──────── Given data ────────

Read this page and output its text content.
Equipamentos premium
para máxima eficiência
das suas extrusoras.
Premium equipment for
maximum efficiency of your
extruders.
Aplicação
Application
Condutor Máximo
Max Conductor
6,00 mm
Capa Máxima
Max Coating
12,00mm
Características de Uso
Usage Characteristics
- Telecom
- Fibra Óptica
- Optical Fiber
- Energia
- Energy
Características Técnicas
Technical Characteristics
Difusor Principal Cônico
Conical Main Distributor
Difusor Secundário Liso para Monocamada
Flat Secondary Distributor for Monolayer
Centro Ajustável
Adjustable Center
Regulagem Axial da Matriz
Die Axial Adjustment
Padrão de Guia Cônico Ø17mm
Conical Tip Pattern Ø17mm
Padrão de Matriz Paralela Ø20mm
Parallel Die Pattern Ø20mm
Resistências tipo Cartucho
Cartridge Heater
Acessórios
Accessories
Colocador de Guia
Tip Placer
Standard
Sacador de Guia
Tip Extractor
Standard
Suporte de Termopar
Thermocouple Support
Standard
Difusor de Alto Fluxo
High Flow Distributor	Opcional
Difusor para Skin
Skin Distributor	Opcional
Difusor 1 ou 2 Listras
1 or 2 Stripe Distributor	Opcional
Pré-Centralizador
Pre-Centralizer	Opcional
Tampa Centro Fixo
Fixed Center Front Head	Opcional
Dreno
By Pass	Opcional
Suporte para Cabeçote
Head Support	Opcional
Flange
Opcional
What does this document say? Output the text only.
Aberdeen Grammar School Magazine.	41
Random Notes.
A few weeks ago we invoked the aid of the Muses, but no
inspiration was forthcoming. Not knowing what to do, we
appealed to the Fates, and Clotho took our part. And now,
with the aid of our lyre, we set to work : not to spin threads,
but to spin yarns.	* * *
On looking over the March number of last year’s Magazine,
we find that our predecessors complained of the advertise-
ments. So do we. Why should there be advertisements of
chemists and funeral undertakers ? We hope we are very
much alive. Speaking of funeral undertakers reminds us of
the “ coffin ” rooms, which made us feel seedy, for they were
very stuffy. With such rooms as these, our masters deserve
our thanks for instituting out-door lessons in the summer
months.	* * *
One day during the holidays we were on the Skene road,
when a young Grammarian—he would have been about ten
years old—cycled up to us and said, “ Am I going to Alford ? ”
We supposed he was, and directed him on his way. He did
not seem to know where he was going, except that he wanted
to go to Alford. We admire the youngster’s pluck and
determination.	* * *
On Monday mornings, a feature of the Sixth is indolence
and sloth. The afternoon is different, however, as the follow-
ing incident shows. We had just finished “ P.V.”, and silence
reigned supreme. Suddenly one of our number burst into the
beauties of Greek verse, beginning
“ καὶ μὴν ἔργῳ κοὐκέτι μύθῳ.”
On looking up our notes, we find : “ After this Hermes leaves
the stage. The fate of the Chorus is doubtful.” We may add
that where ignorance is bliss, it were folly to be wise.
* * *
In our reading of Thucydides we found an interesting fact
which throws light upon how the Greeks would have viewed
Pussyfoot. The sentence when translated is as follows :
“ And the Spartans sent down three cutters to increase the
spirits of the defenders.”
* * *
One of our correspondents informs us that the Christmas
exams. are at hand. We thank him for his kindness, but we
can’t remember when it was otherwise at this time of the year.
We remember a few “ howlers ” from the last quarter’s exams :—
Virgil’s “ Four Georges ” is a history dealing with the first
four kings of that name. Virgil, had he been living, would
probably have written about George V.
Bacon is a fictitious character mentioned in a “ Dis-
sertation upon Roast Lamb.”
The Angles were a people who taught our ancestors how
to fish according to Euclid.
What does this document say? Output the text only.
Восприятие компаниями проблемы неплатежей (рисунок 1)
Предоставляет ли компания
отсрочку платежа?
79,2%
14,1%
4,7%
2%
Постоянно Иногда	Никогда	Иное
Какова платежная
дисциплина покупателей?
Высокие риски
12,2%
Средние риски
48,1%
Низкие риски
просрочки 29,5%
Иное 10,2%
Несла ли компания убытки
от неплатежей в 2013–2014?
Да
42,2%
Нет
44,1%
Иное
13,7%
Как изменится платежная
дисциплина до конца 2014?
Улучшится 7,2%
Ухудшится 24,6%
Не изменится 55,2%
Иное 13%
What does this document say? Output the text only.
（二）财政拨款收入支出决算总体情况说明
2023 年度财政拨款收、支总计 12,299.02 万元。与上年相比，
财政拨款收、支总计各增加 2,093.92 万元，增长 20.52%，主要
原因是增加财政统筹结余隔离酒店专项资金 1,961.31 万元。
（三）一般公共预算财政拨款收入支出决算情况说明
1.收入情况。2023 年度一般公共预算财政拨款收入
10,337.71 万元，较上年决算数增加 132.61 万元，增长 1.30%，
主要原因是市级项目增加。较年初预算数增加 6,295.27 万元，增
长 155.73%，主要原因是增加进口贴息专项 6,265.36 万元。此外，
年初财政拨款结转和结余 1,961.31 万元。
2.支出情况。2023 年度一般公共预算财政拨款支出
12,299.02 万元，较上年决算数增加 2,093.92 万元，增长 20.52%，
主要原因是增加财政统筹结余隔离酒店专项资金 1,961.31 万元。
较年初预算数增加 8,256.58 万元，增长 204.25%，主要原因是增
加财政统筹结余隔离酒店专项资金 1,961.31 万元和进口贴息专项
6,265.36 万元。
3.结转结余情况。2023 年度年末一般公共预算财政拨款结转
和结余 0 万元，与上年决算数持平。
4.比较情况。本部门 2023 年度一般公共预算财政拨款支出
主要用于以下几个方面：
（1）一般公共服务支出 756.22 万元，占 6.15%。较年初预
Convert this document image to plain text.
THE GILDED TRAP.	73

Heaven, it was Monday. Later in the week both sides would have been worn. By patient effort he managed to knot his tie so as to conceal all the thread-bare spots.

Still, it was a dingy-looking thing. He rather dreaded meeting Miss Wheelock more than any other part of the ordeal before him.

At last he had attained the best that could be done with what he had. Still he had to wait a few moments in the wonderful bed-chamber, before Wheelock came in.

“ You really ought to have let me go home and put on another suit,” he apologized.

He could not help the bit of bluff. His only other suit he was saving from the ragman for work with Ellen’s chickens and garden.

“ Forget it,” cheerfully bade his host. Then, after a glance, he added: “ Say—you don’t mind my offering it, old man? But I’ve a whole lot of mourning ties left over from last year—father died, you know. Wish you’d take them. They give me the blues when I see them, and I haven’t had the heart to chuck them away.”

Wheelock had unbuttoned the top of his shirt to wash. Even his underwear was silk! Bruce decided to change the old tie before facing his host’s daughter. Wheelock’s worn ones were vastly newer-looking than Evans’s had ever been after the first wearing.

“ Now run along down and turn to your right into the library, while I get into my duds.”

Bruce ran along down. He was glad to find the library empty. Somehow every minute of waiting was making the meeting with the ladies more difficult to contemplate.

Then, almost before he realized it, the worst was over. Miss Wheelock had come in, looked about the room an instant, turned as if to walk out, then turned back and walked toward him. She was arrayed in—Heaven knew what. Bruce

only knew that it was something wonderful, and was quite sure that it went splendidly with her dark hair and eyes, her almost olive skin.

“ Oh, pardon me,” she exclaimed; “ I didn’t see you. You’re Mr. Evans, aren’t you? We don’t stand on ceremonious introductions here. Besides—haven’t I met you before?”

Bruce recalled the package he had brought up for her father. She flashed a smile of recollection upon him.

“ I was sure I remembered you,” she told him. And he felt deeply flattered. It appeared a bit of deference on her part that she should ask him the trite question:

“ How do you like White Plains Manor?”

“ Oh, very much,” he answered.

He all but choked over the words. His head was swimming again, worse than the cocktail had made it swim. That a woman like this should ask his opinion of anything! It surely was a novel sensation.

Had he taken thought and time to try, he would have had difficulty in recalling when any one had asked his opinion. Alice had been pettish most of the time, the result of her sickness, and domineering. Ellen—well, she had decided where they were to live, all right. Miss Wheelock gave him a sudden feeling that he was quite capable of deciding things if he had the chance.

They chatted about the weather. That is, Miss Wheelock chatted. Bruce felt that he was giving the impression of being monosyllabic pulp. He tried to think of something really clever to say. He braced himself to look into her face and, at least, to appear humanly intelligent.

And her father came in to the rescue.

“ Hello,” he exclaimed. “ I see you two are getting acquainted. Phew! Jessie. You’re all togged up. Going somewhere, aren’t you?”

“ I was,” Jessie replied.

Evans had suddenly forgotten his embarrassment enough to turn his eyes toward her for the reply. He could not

────────

Each line above that includes "time" should be shown.

Expected answer ::
can’t remember when it was otherwise at this time of the year.
Had he taken thought and time to try, he would have had difficulty in recalling when any one had asked his opinion. Alice had been pettish most of the time, the result of her sickness, and domineering. Ellen—well, she had decided where they were to live, all right. Miss Wheelock gave him a sudden feeling that he was quite capable of deciding things if he had the chance.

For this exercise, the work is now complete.